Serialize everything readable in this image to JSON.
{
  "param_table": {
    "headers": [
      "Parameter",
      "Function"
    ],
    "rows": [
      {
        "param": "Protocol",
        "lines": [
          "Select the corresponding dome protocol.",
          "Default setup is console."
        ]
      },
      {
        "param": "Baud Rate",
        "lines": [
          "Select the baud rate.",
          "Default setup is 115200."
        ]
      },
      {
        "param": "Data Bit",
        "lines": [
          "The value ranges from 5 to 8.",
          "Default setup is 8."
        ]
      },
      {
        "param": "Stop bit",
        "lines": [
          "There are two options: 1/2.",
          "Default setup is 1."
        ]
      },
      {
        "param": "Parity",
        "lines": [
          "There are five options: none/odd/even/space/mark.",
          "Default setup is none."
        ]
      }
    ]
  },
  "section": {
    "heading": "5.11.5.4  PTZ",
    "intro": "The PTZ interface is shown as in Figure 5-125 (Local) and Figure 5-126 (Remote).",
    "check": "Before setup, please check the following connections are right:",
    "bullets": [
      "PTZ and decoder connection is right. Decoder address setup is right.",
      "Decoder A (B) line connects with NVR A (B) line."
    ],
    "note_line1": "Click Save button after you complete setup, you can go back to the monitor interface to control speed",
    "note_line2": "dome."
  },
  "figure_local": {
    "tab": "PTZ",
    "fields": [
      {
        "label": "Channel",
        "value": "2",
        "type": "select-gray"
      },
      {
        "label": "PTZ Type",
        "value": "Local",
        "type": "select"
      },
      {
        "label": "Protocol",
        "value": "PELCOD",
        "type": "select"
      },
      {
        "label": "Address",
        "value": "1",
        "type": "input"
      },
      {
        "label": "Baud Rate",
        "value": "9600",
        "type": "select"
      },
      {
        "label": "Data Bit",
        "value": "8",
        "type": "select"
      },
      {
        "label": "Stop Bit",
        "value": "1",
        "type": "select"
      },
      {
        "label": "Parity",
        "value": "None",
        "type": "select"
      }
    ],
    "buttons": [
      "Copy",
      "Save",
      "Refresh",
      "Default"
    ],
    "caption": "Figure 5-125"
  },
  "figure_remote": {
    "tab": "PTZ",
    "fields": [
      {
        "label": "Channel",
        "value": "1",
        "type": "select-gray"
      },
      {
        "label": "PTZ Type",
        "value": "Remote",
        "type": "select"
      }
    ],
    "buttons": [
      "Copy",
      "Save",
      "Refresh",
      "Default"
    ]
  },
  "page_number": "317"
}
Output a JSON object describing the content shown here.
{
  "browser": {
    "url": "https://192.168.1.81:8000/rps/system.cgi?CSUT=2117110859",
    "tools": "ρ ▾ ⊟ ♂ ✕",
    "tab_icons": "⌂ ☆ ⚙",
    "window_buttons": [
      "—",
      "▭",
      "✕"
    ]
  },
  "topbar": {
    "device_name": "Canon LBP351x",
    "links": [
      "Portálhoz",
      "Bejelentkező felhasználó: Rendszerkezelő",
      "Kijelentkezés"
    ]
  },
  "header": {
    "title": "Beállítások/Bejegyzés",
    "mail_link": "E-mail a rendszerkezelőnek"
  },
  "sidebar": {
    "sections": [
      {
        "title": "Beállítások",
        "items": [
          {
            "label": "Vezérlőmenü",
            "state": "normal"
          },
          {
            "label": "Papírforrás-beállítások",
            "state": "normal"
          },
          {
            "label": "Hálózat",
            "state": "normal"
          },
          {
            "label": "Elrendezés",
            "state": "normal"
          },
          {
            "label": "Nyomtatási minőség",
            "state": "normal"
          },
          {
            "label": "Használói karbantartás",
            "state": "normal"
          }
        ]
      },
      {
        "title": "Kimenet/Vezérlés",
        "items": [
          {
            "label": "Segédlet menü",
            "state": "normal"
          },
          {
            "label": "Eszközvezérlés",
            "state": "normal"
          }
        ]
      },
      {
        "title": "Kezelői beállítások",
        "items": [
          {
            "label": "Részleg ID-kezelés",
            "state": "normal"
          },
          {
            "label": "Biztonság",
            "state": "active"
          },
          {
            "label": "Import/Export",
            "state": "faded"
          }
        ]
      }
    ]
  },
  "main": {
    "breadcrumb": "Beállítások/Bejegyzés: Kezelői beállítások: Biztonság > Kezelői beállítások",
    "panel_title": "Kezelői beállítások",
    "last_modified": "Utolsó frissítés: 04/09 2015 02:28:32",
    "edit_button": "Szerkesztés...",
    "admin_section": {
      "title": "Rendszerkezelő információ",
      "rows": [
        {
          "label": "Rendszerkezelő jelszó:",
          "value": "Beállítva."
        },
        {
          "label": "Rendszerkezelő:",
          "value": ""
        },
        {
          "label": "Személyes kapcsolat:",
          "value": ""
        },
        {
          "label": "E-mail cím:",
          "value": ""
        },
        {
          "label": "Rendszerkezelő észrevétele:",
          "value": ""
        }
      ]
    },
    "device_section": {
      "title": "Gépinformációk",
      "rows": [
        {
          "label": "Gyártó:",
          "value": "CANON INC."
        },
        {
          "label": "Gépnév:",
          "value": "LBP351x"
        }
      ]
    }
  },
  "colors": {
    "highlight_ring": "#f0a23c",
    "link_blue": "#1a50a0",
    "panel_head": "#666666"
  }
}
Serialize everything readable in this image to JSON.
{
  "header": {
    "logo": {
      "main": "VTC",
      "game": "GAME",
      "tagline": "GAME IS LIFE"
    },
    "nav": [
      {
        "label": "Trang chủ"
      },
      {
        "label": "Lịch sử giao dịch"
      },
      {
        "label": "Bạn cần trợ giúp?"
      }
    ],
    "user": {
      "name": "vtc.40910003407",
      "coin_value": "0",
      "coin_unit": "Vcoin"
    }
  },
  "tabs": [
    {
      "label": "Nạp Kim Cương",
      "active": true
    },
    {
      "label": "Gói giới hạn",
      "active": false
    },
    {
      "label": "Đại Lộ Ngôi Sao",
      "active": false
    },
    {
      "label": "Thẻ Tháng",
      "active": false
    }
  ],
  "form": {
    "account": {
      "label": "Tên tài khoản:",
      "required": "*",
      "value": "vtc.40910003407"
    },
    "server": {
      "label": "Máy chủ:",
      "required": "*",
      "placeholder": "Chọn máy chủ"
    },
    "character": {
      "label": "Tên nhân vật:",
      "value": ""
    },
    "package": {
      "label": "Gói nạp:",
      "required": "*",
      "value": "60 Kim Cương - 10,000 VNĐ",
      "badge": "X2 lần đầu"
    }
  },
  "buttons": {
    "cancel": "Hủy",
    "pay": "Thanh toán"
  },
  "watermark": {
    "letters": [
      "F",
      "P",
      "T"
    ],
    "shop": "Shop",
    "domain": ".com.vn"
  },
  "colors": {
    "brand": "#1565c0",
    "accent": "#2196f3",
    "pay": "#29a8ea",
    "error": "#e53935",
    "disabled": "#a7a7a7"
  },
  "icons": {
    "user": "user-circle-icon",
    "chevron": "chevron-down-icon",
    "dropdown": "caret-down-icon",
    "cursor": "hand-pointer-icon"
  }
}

Exercise details: List every line in the records above that contains the word "Bejegyzés".

Final answer:
    "title": "Beállítások/Bejegyzés",
    "breadcrumb": "Beállítások/Bejegyzés: Kezelői beállítások: Biztonság > Kezelői beállítások",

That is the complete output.